§ Written request
A line counts if it contains the string "strip"; say how many such lines there are, giving only the number.

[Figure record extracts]

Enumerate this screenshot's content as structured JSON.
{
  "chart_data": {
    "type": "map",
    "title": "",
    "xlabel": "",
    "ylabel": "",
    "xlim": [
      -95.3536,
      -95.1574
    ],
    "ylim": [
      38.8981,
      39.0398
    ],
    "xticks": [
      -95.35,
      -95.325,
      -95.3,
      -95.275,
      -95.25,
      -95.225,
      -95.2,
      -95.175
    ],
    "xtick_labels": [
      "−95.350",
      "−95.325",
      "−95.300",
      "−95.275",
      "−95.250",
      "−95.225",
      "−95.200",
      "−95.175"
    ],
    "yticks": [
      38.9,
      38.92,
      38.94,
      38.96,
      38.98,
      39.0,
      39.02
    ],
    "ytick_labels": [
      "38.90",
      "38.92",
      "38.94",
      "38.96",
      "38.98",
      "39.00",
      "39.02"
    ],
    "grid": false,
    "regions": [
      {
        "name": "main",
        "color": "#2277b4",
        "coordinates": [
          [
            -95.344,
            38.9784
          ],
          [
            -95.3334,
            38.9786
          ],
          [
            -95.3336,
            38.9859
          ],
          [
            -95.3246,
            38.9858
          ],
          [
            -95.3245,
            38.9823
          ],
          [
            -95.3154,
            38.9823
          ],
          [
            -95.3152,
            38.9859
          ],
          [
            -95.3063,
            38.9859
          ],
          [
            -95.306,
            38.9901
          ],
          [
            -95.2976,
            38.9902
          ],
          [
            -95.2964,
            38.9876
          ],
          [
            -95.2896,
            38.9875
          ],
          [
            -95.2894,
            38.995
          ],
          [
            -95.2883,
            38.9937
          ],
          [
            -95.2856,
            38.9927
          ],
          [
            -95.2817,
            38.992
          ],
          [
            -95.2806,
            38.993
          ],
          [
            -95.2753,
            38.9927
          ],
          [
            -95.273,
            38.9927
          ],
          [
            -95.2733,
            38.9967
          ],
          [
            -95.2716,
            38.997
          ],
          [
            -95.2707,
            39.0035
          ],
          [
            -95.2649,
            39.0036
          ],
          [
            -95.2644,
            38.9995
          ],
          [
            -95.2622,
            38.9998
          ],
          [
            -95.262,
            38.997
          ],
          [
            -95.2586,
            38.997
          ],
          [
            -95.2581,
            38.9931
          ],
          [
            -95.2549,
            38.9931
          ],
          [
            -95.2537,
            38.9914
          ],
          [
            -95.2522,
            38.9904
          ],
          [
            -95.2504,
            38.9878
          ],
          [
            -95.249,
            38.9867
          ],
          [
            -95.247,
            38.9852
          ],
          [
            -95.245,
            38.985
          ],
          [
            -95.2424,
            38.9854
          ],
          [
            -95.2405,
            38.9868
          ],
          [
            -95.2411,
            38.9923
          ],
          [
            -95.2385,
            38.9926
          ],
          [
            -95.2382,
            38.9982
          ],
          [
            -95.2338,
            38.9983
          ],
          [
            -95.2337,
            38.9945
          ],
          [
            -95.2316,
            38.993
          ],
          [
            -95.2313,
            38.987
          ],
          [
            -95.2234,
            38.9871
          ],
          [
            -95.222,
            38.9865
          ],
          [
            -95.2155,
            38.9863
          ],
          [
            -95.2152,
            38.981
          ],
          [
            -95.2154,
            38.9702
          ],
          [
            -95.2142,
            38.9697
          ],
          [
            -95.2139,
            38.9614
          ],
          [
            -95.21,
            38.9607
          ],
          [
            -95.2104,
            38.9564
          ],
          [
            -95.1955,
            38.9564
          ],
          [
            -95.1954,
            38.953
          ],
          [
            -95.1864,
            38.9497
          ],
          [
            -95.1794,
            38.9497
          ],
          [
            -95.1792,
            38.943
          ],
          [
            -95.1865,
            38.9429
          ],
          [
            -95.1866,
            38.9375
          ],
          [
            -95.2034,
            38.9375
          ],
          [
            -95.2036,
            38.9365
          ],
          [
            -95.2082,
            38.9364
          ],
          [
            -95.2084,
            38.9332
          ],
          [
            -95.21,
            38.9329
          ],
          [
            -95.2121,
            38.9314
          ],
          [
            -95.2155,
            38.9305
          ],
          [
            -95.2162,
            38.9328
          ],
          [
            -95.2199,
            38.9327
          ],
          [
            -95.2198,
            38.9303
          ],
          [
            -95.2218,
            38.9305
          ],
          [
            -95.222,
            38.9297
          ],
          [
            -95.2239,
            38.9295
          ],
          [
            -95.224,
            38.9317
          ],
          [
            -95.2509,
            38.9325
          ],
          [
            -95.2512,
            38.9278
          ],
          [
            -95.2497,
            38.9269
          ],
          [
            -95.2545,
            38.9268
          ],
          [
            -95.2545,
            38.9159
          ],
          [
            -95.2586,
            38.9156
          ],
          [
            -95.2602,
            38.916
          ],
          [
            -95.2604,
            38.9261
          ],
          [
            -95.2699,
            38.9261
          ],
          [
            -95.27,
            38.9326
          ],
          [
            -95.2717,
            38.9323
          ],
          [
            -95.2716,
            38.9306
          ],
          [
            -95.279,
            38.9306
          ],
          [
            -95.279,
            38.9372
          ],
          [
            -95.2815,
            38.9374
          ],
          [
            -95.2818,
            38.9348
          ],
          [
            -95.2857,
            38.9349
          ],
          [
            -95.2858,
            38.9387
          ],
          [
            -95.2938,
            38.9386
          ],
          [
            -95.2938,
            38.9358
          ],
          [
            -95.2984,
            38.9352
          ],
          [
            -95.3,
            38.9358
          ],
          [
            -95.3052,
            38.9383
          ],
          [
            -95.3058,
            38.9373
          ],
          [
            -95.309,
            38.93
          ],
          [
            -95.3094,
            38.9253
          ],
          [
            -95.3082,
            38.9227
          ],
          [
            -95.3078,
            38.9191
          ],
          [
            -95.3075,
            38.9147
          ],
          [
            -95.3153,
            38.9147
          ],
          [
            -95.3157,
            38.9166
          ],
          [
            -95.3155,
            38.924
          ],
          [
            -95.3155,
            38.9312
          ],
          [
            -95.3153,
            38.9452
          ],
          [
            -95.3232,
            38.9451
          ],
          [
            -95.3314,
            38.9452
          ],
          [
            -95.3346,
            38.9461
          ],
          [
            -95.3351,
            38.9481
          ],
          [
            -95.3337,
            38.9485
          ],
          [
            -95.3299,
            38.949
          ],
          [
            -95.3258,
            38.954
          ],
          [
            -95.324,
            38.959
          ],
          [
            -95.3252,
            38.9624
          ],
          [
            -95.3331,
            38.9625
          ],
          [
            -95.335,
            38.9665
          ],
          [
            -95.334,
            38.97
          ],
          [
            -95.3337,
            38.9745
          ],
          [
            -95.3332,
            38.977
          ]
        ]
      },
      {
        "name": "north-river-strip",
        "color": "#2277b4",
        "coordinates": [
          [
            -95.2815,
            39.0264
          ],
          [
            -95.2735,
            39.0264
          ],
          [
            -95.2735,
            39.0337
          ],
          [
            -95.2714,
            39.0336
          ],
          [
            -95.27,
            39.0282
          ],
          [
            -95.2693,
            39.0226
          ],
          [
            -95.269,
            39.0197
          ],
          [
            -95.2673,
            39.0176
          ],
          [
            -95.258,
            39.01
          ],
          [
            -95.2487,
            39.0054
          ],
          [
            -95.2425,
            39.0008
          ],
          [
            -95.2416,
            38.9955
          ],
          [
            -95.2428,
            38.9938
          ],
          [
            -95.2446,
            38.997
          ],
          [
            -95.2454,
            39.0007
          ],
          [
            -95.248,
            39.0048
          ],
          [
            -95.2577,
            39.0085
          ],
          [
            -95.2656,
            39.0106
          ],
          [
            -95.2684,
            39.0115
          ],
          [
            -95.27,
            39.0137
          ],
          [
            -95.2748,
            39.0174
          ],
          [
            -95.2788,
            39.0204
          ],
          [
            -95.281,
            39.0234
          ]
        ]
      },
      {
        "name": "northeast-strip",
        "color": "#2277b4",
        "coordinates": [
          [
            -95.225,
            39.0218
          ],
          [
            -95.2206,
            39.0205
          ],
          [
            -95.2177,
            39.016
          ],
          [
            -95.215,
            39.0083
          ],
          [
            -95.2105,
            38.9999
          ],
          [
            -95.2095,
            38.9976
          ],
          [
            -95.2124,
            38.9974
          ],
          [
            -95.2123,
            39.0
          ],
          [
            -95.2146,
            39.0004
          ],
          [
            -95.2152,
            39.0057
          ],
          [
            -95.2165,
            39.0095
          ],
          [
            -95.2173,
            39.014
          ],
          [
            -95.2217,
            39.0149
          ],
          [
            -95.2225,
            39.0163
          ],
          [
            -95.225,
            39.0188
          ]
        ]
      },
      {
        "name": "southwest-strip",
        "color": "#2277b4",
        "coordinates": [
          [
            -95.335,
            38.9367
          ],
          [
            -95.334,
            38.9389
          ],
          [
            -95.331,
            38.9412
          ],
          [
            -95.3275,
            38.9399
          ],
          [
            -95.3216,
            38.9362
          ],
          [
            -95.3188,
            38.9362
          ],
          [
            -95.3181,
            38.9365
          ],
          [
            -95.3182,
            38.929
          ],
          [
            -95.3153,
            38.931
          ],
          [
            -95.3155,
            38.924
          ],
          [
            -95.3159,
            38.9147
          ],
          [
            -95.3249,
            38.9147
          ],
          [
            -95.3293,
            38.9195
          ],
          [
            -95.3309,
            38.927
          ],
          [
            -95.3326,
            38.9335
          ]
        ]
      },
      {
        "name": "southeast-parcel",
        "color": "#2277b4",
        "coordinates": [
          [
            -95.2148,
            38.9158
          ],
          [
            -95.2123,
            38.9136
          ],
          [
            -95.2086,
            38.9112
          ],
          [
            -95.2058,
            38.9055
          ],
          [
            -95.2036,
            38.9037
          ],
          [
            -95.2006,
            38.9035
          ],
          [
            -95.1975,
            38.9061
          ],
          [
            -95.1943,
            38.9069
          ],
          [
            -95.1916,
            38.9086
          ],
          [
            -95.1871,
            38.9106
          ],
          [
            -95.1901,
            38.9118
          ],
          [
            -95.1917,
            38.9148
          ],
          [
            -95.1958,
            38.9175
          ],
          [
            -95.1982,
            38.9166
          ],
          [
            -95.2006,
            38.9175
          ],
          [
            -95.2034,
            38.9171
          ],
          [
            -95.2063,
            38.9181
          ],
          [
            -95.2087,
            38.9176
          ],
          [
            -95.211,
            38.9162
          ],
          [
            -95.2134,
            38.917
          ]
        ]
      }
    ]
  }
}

§ Written reply
3